## Short problem
Every record should be copied exactly, except that pictures are to be omitted.

(Collected data entries)

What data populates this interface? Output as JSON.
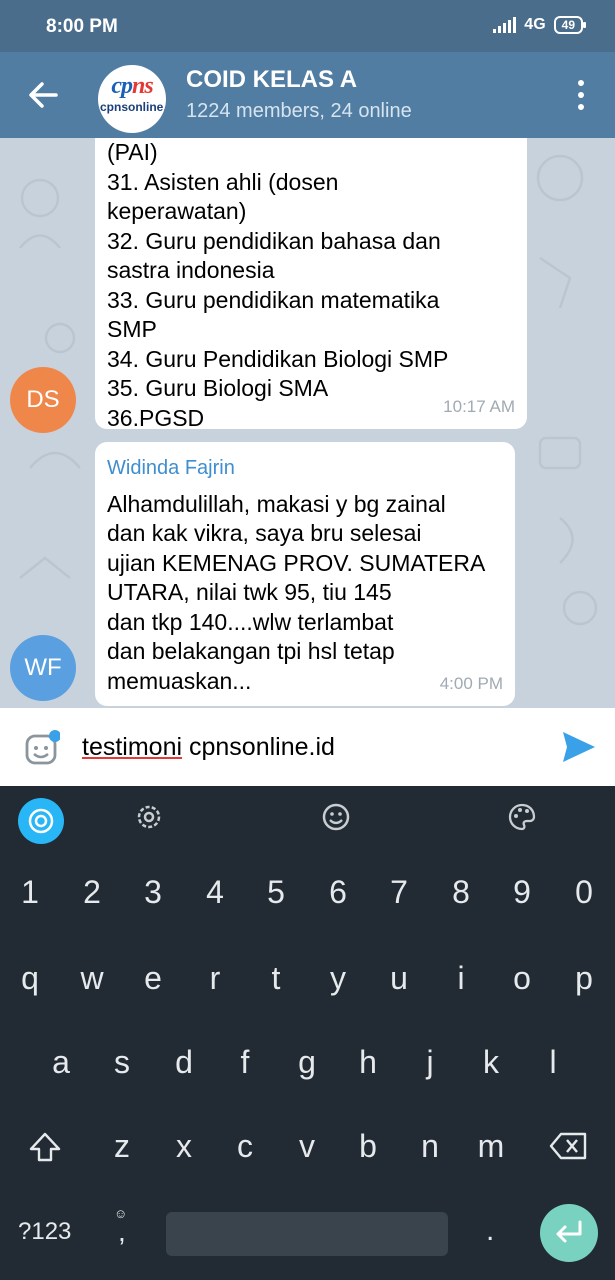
{
  "status_bar": {
    "time": "8:00 PM",
    "network": "4G",
    "battery": "49"
  },
  "header": {
    "title": "COID KELAS A",
    "subtitle": "1224 members, 24 online",
    "logo_top": "cpns",
    "logo_bottom": "cpnsonline.id"
  },
  "messages": [
    {
      "avatar": "DS",
      "text": "(PAI)\n31. Asisten ahli (dosen\nkeperawatan)\n32. Guru pendidikan bahasa dan\nsastra indonesia\n33. Guru pendidikan matematika\nSMP\n34. Guru Pendidikan Biologi SMP\n35. Guru Biologi SMA\n36.PGSD",
      "time": "10:17 AM"
    },
    {
      "avatar": "WF",
      "sender": "Widinda Fajrin",
      "text": "Alhamdulillah, makasi y bg zainal\ndan kak vikra, saya bru selesai\nujian KEMENAG PROV. SUMATERA\nUTARA, nilai twk 95, tiu 145\ndan tkp 140....wlw terlambat\ndan belakangan tpi hsl tetap\nmemuaskan...",
      "time": "4:00 PM"
    }
  ],
  "input": {
    "word1": "testimoni",
    "word2": " cpnsonline.id"
  },
  "keyboard": {
    "numbers": [
      "1",
      "2",
      "3",
      "4",
      "5",
      "6",
      "7",
      "8",
      "9",
      "0"
    ],
    "row1": [
      "q",
      "w",
      "e",
      "r",
      "t",
      "y",
      "u",
      "i",
      "o",
      "p"
    ],
    "row2": [
      "a",
      "s",
      "d",
      "f",
      "g",
      "h",
      "j",
      "k",
      "l"
    ],
    "row3": [
      "z",
      "x",
      "c",
      "v",
      "b",
      "n",
      "m"
    ],
    "symbols": "?123",
    "comma": ",",
    "period": "."
  },
  "colors": {
    "header": "#517da2",
    "status_bar": "#4b6d8c",
    "link": "#3e8ed0",
    "keyboard_bg": "#222b33",
    "enter": "#79d2c0"
  }
}
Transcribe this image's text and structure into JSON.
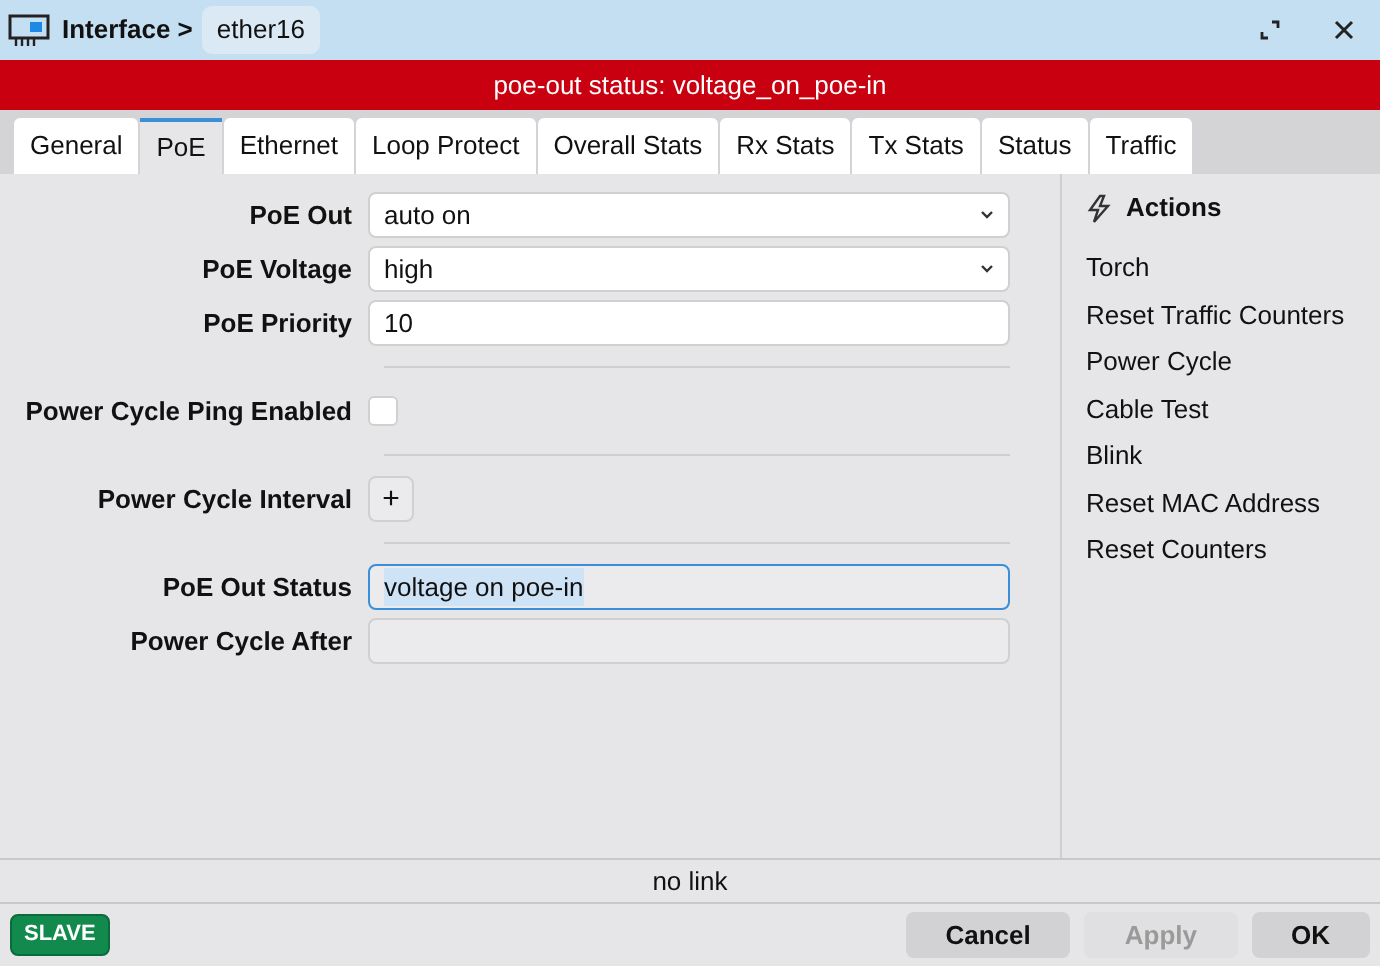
{
  "window": {
    "title": "Interface >",
    "name": "ether16"
  },
  "banner": "poe-out status: voltage_on_poe-in",
  "tabs": [
    {
      "label": "General",
      "selected": false
    },
    {
      "label": "PoE",
      "selected": true
    },
    {
      "label": "Ethernet",
      "selected": false
    },
    {
      "label": "Loop Protect",
      "selected": false
    },
    {
      "label": "Overall Stats",
      "selected": false
    },
    {
      "label": "Rx Stats",
      "selected": false
    },
    {
      "label": "Tx Stats",
      "selected": false
    },
    {
      "label": "Status",
      "selected": false
    },
    {
      "label": "Traffic",
      "selected": false
    }
  ],
  "form_groups": [
    [
      {
        "kind": "select",
        "label": "PoE Out",
        "value": "auto on"
      },
      {
        "kind": "select",
        "label": "PoE Voltage",
        "value": "high"
      },
      {
        "kind": "text",
        "label": "PoE Priority",
        "value": "10"
      }
    ],
    [
      {
        "kind": "checkbox",
        "label": "Power Cycle Ping Enabled",
        "checked": false
      }
    ],
    [
      {
        "kind": "add",
        "label": "Power Cycle Interval",
        "button": "+"
      }
    ],
    [
      {
        "kind": "status",
        "label": "PoE Out Status",
        "value": "voltage on poe-in",
        "focused": true
      },
      {
        "kind": "readonly",
        "label": "Power Cycle After"
      }
    ]
  ],
  "actions": {
    "title": "Actions",
    "items": [
      "Torch",
      "Reset Traffic Counters",
      "Power Cycle",
      "Cable Test",
      "Blink",
      "Reset MAC Address",
      "Reset Counters"
    ]
  },
  "status_bar": "no link",
  "badge": "SLAVE",
  "buttons": [
    {
      "label": "Cancel",
      "disabled": false
    },
    {
      "label": "Apply",
      "disabled": true
    },
    {
      "label": "OK",
      "disabled": false
    }
  ]
}
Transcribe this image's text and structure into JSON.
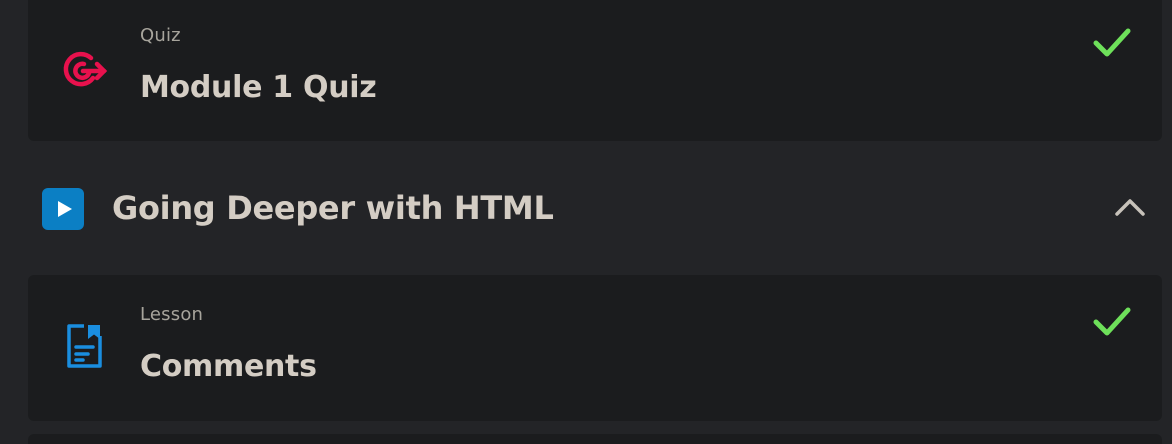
{
  "items": [
    {
      "kind": "Quiz",
      "title": "Module 1 Quiz",
      "icon": "target-icon",
      "icon_color": "#e8114d",
      "completed": true
    },
    {
      "kind": "Lesson",
      "title": "Comments",
      "icon": "document-icon",
      "icon_color": "#1a8ee0",
      "completed": true
    }
  ],
  "section": {
    "title": "Going Deeper with HTML",
    "icon": "play-icon",
    "icon_color": "#0b7fc4",
    "expanded": true,
    "toggle_icon": "chevron-up-icon"
  },
  "colors": {
    "background": "#232427",
    "card": "#1b1c1e",
    "check": "#6ee05a",
    "title_text": "#d4cdc4",
    "kind_text": "#a7a49c"
  }
}
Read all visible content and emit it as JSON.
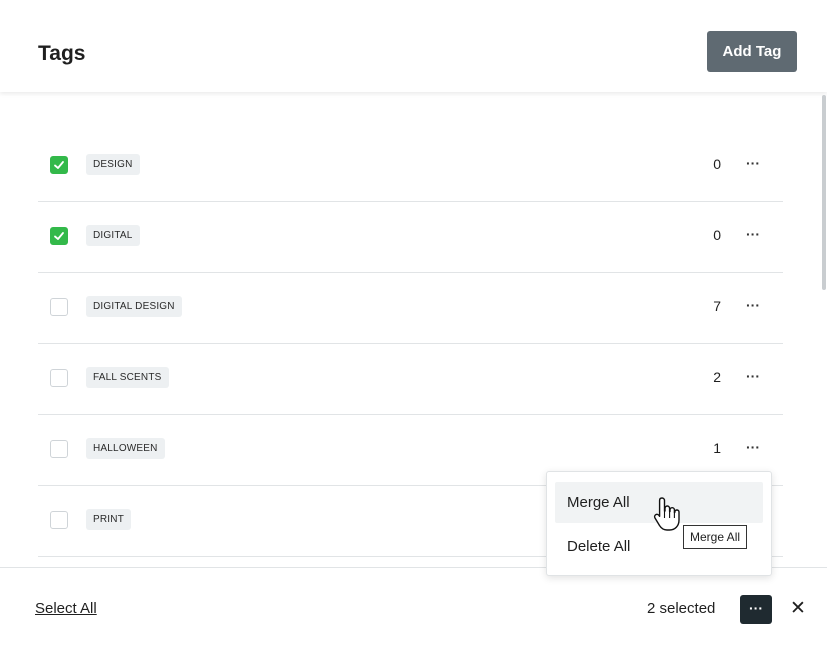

## Solved exercise
What data populates this interface? Output as JSON.
{
  "status_bar": {
    "time": "8:00 PM",
    "network": "4G",
    "battery": "49"
  },
  "header": {
    "title": "COID KELAS A",
    "subtitle": "1224 members, 24 online",
    "logo_top": "cpns",
    "logo_bottom": "cpnsonline.id"
  },
  "messages": [
    {
      "avatar": "DS",
      "text": "(PAI)\n31. Asisten ahli (dosen\nkeperawatan)\n32. Guru pendidikan bahasa dan\nsastra indonesia\n33. Guru pendidikan matematika\nSMP\n34. Guru Pendidikan Biologi SMP\n35. Guru Biologi SMA\n36.PGSD",
      "time": "10:17 AM"
    },
    {
      "avatar": "WF",
      "sender": "Widinda Fajrin",
      "text": "Alhamdulillah, makasi y bg zainal\ndan kak vikra, saya bru selesai\nujian KEMENAG PROV. SUMATERA\nUTARA, nilai twk 95, tiu 145\ndan tkp 140....wlw terlambat\ndan belakangan tpi hsl tetap\nmemuaskan...",
      "time": "4:00 PM"
    }
  ],
  "input": {
    "word1": "testimoni",
    "word2": " cpnsonline.id"
  },
  "keyboard": {
    "numbers": [
      "1",
      "2",
      "3",
      "4",
      "5",
      "6",
      "7",
      "8",
      "9",
      "0"
    ],
    "row1": [
      "q",
      "w",
      "e",
      "r",
      "t",
      "y",
      "u",
      "i",
      "o",
      "p"
    ],
    "row2": [
      "a",
      "s",
      "d",
      "f",
      "g",
      "h",
      "j",
      "k",
      "l"
    ],
    "row3": [
      "z",
      "x",
      "c",
      "v",
      "b",
      "n",
      "m"
    ],
    "symbols": "?123",
    "comma": ",",
    "period": "."
  },
  "colors": {
    "header": "#517da2",
    "status_bar": "#4b6d8c",
    "link": "#3e8ed0",
    "keyboard_bg": "#222b33",
    "enter": "#79d2c0"
  }
}
Transcribe this image's text and structure into JSON.
{
  "window": {
    "title": "Interface >",
    "name": "ether16"
  },
  "banner": "poe-out status: voltage_on_poe-in",
  "tabs": [
    {
      "label": "General",
      "selected": false
    },
    {
      "label": "PoE",
      "selected": true
    },
    {
      "label": "Ethernet",
      "selected": false
    },
    {
      "label": "Loop Protect",
      "selected": false
    },
    {
      "label": "Overall Stats",
      "selected": false
    },
    {
      "label": "Rx Stats",
      "selected": false
    },
    {
      "label": "Tx Stats",
      "selected": false
    },
    {
      "label": "Status",
      "selected": false
    },
    {
      "label": "Traffic",
      "selected": false
    }
  ],
  "form_groups": [
    [
      {
        "kind": "select",
        "label": "PoE Out",
        "value": "auto on"
      },
      {
        "kind": "select",
        "label": "PoE Voltage",
        "value": "high"
      },
      {
        "kind": "text",
        "label": "PoE Priority",
        "value": "10"
      }
    ],
    [
      {
        "kind": "checkbox",
        "label": "Power Cycle Ping Enabled",
        "checked": false
      }
    ],
    [
      {
        "kind": "add",
        "label": "Power Cycle Interval",
        "button": "+"
      }
    ],
    [
      {
        "kind": "status",
        "label": "PoE Out Status",
        "value": "voltage on poe-in",
        "focused": true
      },
      {
        "kind": "readonly",
        "label": "Power Cycle After"
      }
    ]
  ],
  "actions": {
    "title": "Actions",
    "items": [
      "Torch",
      "Reset Traffic Counters",
      "Power Cycle",
      "Cable Test",
      "Blink",
      "Reset MAC Address",
      "Reset Counters"
    ]
  },
  "status_bar": "no link",
  "badge": "SLAVE",
  "buttons": [
    {
      "label": "Cancel",
      "disabled": false
    },
    {
      "label": "Apply",
      "disabled": true
    },
    {
      "label": "OK",
      "disabled": false
    }
  ]
}
Transcribe this image's text and structure into JSON.
{
  "items": [
    {
      "kind": "Quiz",
      "title": "Module 1 Quiz",
      "icon": "target-icon",
      "icon_color": "#e8114d",
      "completed": true
    },
    {
      "kind": "Lesson",
      "title": "Comments",
      "icon": "document-icon",
      "icon_color": "#1a8ee0",
      "completed": true
    }
  ],
  "section": {
    "title": "Going Deeper with HTML",
    "icon": "play-icon",
    "icon_color": "#0b7fc4",
    "expanded": true,
    "toggle_icon": "chevron-up-icon"
  },
  "colors": {
    "background": "#232427",
    "card": "#1b1c1e",
    "check": "#6ee05a",
    "title_text": "#d4cdc4",
    "kind_text": "#a7a49c"
  }
}
Read all visible content and emit it as JSON.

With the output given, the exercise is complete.